## START

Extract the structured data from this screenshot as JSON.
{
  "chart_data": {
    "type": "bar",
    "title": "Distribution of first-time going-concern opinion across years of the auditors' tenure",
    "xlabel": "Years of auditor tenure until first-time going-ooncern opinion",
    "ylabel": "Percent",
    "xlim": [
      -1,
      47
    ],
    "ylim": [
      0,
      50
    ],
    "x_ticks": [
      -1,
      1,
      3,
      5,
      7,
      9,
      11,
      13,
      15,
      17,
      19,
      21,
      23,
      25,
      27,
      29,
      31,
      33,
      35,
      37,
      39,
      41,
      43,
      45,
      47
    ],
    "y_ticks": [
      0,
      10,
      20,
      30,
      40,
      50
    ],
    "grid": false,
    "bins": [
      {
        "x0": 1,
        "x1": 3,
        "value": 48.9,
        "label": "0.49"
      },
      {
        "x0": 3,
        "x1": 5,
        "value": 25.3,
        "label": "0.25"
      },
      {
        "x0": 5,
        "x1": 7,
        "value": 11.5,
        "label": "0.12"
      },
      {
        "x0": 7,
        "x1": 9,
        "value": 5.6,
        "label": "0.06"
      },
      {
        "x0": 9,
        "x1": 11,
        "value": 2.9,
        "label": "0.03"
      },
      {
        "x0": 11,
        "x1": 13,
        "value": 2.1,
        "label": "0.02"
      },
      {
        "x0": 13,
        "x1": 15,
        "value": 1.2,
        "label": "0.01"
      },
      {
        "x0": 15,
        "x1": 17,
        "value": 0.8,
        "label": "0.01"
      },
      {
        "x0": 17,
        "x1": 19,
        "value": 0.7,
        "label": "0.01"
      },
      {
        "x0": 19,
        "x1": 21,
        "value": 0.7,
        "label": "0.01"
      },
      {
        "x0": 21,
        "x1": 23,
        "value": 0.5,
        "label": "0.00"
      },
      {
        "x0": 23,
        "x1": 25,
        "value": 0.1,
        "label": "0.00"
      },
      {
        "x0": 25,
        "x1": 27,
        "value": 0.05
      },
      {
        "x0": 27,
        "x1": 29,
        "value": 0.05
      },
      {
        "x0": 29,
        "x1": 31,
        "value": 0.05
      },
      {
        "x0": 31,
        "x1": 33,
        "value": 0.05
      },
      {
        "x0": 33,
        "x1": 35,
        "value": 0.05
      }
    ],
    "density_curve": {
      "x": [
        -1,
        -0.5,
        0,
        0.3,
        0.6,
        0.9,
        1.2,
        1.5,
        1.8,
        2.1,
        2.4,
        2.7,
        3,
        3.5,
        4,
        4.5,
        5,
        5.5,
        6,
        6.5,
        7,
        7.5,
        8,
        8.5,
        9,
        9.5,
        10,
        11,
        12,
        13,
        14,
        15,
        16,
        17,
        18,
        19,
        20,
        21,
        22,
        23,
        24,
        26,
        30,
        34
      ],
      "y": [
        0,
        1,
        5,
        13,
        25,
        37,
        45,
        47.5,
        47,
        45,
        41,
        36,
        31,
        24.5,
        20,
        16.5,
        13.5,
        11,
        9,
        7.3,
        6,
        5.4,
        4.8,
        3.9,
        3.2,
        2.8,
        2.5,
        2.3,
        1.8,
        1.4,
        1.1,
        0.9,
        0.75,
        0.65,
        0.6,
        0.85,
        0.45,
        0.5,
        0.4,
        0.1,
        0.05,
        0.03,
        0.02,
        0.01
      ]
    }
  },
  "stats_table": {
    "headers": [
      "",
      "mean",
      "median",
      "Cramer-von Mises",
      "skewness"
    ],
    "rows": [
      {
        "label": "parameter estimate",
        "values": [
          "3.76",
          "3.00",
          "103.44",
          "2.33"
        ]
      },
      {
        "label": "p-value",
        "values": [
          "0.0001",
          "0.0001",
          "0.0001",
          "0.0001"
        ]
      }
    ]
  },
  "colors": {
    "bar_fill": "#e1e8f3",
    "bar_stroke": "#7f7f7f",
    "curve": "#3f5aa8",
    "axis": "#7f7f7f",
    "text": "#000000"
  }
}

## END

Work required
Each entry above is to be printed again exactly.

Reply
Extract the structured data from this screenshot as JSON.
{
  "chart_data": {
    "type": "bar",
    "title": "Distribution of first-time going-concern opinion across years of the auditors' tenure",
    "xlabel": "Years of auditor tenure until first-time going-ooncern opinion",
    "ylabel": "Percent",
    "xlim": [
      -1,
      47
    ],
    "ylim": [
      0,
      50
    ],
    "x_ticks": [
      -1,
      1,
      3,
      5,
      7,
      9,
      11,
      13,
      15,
      17,
      19,
      21,
      23,
      25,
      27,
      29,
      31,
      33,
      35,
      37,
      39,
      41,
      43,
      45,
      47
    ],
    "y_ticks": [
      0,
      10,
      20,
      30,
      40,
      50
    ],
    "grid": false,
    "bins": [
      {
        "x0": 1,
        "x1": 3,
        "value": 48.9,
        "label": "0.49"
      },
      {
        "x0": 3,
        "x1": 5,
        "value": 25.3,
        "label": "0.25"
      },
      {
        "x0": 5,
        "x1": 7,
        "value": 11.5,
        "label": "0.12"
      },
      {
        "x0": 7,
        "x1": 9,
        "value": 5.6,
        "label": "0.06"
      },
      {
        "x0": 9,
        "x1": 11,
        "value": 2.9,
        "label": "0.03"
      },
      {
        "x0": 11,
        "x1": 13,
        "value": 2.1,
        "label": "0.02"
      },
      {
        "x0": 13,
        "x1": 15,
        "value": 1.2,
        "label": "0.01"
      },
      {
        "x0": 15,
        "x1": 17,
        "value": 0.8,
        "label": "0.01"
      },
      {
        "x0": 17,
        "x1": 19,
        "value": 0.7,
        "label": "0.01"
      },
      {
        "x0": 19,
        "x1": 21,
        "value": 0.7,
        "label": "0.01"
      },
      {
        "x0": 21,
        "x1": 23,
        "value": 0.5,
        "label": "0.00"
      },
      {
        "x0": 23,
        "x1": 25,
        "value": 0.1,
        "label": "0.00"
      },
      {
        "x0": 25,
        "x1": 27,
        "value": 0.05
      },
      {
        "x0": 27,
        "x1": 29,
        "value": 0.05
      },
      {
        "x0": 29,
        "x1": 31,
        "value": 0.05
      },
      {
        "x0": 31,
        "x1": 33,
        "value": 0.05
      },
      {
        "x0": 33,
        "x1": 35,
        "value": 0.05
      }
    ],
    "density_curve": {
      "x": [
        -1,
        -0.5,
        0,
        0.3,
        0.6,
        0.9,
        1.2,
        1.5,
        1.8,
        2.1,
        2.4,
        2.7,
        3,
        3.5,
        4,
        4.5,
        5,
        5.5,
        6,
        6.5,
        7,
        7.5,
        8,
        8.5,
        9,
        9.5,
        10,
        11,
        12,
        13,
        14,
        15,
        16,
        17,
        18,
        19,
        20,
        21,
        22,
        23,
        24,
        26,
        30,
        34
      ],
      "y": [
        0,
        1,
        5,
        13,
        25,
        37,
        45,
        47.5,
        47,
        45,
        41,
        36,
        31,
        24.5,
        20,
        16.5,
        13.5,
        11,
        9,
        7.3,
        6,
        5.4,
        4.8,
        3.9,
        3.2,
        2.8,
        2.5,
        2.3,
        1.8,
        1.4,
        1.1,
        0.9,
        0.75,
        0.65,
        0.6,
        0.85,
        0.45,
        0.5,
        0.4,
        0.1,
        0.05,
        0.03,
        0.02,
        0.01
      ]
    }
  },
  "stats_table": {
    "headers": [
      "",
      "mean",
      "median",
      "Cramer-von Mises",
      "skewness"
    ],
    "rows": [
      {
        "label": "parameter estimate",
        "values": [
          "3.76",
          "3.00",
          "103.44",
          "2.33"
        ]
      },
      {
        "label": "p-value",
        "values": [
          "0.0001",
          "0.0001",
          "0.0001",
          "0.0001"
        ]
      }
    ]
  },
  "colors": {
    "bar_fill": "#e1e8f3",
    "bar_stroke": "#7f7f7f",
    "curve": "#3f5aa8",
    "axis": "#7f7f7f",
    "text": "#000000"
  }
}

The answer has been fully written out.